- Goal of the exercise: Change each "x-tick-label" in the records below to "x-axis-tick" and write out all the lines again with no other changes.

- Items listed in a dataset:
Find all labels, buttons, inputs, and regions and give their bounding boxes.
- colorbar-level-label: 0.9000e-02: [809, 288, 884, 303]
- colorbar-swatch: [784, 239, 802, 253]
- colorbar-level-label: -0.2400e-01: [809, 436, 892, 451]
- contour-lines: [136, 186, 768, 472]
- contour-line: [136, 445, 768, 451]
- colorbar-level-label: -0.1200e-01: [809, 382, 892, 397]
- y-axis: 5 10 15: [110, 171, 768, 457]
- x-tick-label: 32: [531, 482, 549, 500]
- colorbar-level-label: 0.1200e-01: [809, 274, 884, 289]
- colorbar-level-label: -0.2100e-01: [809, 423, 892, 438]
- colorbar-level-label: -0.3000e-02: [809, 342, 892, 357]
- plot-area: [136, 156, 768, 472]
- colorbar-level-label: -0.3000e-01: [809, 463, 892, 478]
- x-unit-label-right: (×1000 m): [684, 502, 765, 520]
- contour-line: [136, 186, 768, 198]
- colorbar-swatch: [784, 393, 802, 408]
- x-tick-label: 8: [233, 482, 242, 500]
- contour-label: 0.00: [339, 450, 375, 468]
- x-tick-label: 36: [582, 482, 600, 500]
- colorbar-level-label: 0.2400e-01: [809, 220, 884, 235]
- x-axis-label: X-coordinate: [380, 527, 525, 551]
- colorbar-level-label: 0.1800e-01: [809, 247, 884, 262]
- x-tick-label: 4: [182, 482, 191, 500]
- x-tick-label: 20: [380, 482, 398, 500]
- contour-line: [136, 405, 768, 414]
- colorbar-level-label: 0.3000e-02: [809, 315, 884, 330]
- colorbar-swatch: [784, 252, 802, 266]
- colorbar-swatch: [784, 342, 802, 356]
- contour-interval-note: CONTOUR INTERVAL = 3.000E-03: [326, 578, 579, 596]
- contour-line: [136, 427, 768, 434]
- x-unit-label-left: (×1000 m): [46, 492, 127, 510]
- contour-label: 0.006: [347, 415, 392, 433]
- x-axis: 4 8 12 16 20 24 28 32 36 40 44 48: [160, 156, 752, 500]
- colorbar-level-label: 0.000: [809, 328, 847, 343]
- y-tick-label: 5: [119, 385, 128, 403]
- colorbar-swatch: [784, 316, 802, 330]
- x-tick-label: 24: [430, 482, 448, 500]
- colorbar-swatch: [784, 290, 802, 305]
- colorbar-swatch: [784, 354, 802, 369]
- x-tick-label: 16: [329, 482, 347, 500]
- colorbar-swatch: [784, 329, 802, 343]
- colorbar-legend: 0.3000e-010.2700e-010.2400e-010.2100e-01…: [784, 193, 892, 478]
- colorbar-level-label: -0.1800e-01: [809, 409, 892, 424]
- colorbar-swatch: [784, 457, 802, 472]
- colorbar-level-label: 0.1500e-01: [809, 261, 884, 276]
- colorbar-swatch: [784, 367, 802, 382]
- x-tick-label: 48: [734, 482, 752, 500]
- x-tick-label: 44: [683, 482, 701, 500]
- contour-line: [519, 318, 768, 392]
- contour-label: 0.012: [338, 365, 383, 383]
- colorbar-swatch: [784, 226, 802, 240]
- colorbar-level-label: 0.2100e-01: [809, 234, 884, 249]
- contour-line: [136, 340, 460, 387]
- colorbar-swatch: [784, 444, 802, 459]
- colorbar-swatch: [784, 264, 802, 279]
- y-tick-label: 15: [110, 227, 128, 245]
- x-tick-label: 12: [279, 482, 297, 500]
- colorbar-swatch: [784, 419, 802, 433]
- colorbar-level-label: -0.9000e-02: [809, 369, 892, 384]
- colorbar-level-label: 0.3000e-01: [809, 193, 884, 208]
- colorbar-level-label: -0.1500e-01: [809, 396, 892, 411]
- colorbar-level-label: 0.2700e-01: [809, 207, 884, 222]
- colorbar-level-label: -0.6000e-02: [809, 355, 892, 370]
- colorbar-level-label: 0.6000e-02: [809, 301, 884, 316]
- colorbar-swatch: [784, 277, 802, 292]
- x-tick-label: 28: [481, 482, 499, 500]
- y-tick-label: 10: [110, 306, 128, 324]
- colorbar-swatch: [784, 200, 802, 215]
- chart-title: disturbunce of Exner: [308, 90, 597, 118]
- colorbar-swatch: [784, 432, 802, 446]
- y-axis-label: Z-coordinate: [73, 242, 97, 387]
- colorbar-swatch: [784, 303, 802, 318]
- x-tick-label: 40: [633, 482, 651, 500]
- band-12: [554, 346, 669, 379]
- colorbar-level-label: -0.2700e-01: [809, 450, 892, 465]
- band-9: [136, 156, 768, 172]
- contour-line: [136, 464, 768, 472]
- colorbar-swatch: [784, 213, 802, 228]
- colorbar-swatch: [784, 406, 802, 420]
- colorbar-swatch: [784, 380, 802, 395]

- Full output:
Find all labels, buttons, inputs, and regions and give their bounding boxes.
- colorbar-level-label: 0.9000e-02: [809, 288, 884, 303]
- colorbar-swatch: [784, 239, 802, 253]
- colorbar-level-label: -0.2400e-01: [809, 436, 892, 451]
- contour-lines: [136, 186, 768, 472]
- contour-line: [136, 445, 768, 451]
- colorbar-level-label: -0.1200e-01: [809, 382, 892, 397]
- y-axis: 5 10 15: [110, 171, 768, 457]
- x-axis-tick: 32: [531, 482, 549, 500]
- colorbar-level-label: 0.1200e-01: [809, 274, 884, 289]
- colorbar-level-label: -0.2100e-01: [809, 423, 892, 438]
- colorbar-level-label: -0.3000e-02: [809, 342, 892, 357]
- plot-area: [136, 156, 768, 472]
- colorbar-level-label: -0.3000e-01: [809, 463, 892, 478]
- x-unit-label-right: (×1000 m): [684, 502, 765, 520]
- contour-line: [136, 186, 768, 198]
- colorbar-swatch: [784, 393, 802, 408]
- x-axis-tick: 8: [233, 482, 242, 500]
- contour-label: 0.00: [339, 450, 375, 468]
- x-axis-tick: 36: [582, 482, 600, 500]
- colorbar-level-label: 0.2400e-01: [809, 220, 884, 235]
- x-axis-label: X-coordinate: [380, 527, 525, 551]
- colorbar-level-label: 0.1800e-01: [809, 247, 884, 262]
- x-axis-tick: 4: [182, 482, 191, 500]
- x-axis-tick: 20: [380, 482, 398, 500]
- contour-line: [136, 405, 768, 414]
- colorbar-level-label: 0.3000e-02: [809, 315, 884, 330]
- colorbar-swatch: [784, 252, 802, 266]
- colorbar-swatch: [784, 342, 802, 356]
- contour-interval-note: CONTOUR INTERVAL = 3.000E-03: [326, 578, 579, 596]
- contour-line: [136, 427, 768, 434]
- x-unit-label-left: (×1000 m): [46, 492, 127, 510]
- contour-label: 0.006: [347, 415, 392, 433]
- x-axis: 4 8 12 16 20 24 28 32 36 40 44 48: [160, 156, 752, 500]
- colorbar-level-label: 0.000: [809, 328, 847, 343]
- y-tick-label: 5: [119, 385, 128, 403]
- colorbar-swatch: [784, 316, 802, 330]
- x-axis-tick: 24: [430, 482, 448, 500]
- colorbar-swatch: [784, 290, 802, 305]
- colorbar-swatch: [784, 354, 802, 369]
- x-axis-tick: 16: [329, 482, 347, 500]
- colorbar-swatch: [784, 329, 802, 343]
- colorbar-legend: 0.3000e-010.2700e-010.2400e-010.2100e-01…: [784, 193, 892, 478]
- colorbar-level-label: -0.1800e-01: [809, 409, 892, 424]
- colorbar-swatch: [784, 457, 802, 472]
- colorbar-level-label: 0.1500e-01: [809, 261, 884, 276]
- colorbar-swatch: [784, 367, 802, 382]
- x-axis-tick: 48: [734, 482, 752, 500]
- x-axis-tick: 44: [683, 482, 701, 500]
- contour-line: [519, 318, 768, 392]
- contour-label: 0.012: [338, 365, 383, 383]
- colorbar-swatch: [784, 226, 802, 240]
- colorbar-level-label: 0.2100e-01: [809, 234, 884, 249]
- contour-line: [136, 340, 460, 387]
- colorbar-swatch: [784, 444, 802, 459]
- colorbar-swatch: [784, 264, 802, 279]
- y-tick-label: 15: [110, 227, 128, 245]
- x-axis-tick: 12: [279, 482, 297, 500]
- colorbar-swatch: [784, 419, 802, 433]
- colorbar-level-label: -0.9000e-02: [809, 369, 892, 384]
- colorbar-level-label: 0.3000e-01: [809, 193, 884, 208]
- colorbar-level-label: -0.1500e-01: [809, 396, 892, 411]
- colorbar-level-label: 0.2700e-01: [809, 207, 884, 222]
- colorbar-level-label: -0.6000e-02: [809, 355, 892, 370]
- colorbar-level-label: 0.6000e-02: [809, 301, 884, 316]
- colorbar-swatch: [784, 277, 802, 292]
- x-axis-tick: 28: [481, 482, 499, 500]
- y-tick-label: 10: [110, 306, 128, 324]
- colorbar-swatch: [784, 200, 802, 215]
- chart-title: disturbunce of Exner: [308, 90, 597, 118]
- colorbar-swatch: [784, 432, 802, 446]
- y-axis-label: Z-coordinate: [73, 242, 97, 387]
- colorbar-swatch: [784, 303, 802, 318]
- x-axis-tick: 40: [633, 482, 651, 500]
- band-12: [554, 346, 669, 379]
- colorbar-level-label: -0.2700e-01: [809, 450, 892, 465]
- band-9: [136, 156, 768, 172]
- contour-line: [136, 464, 768, 472]
- colorbar-swatch: [784, 213, 802, 228]
- colorbar-swatch: [784, 406, 802, 420]
- colorbar-swatch: [784, 380, 802, 395]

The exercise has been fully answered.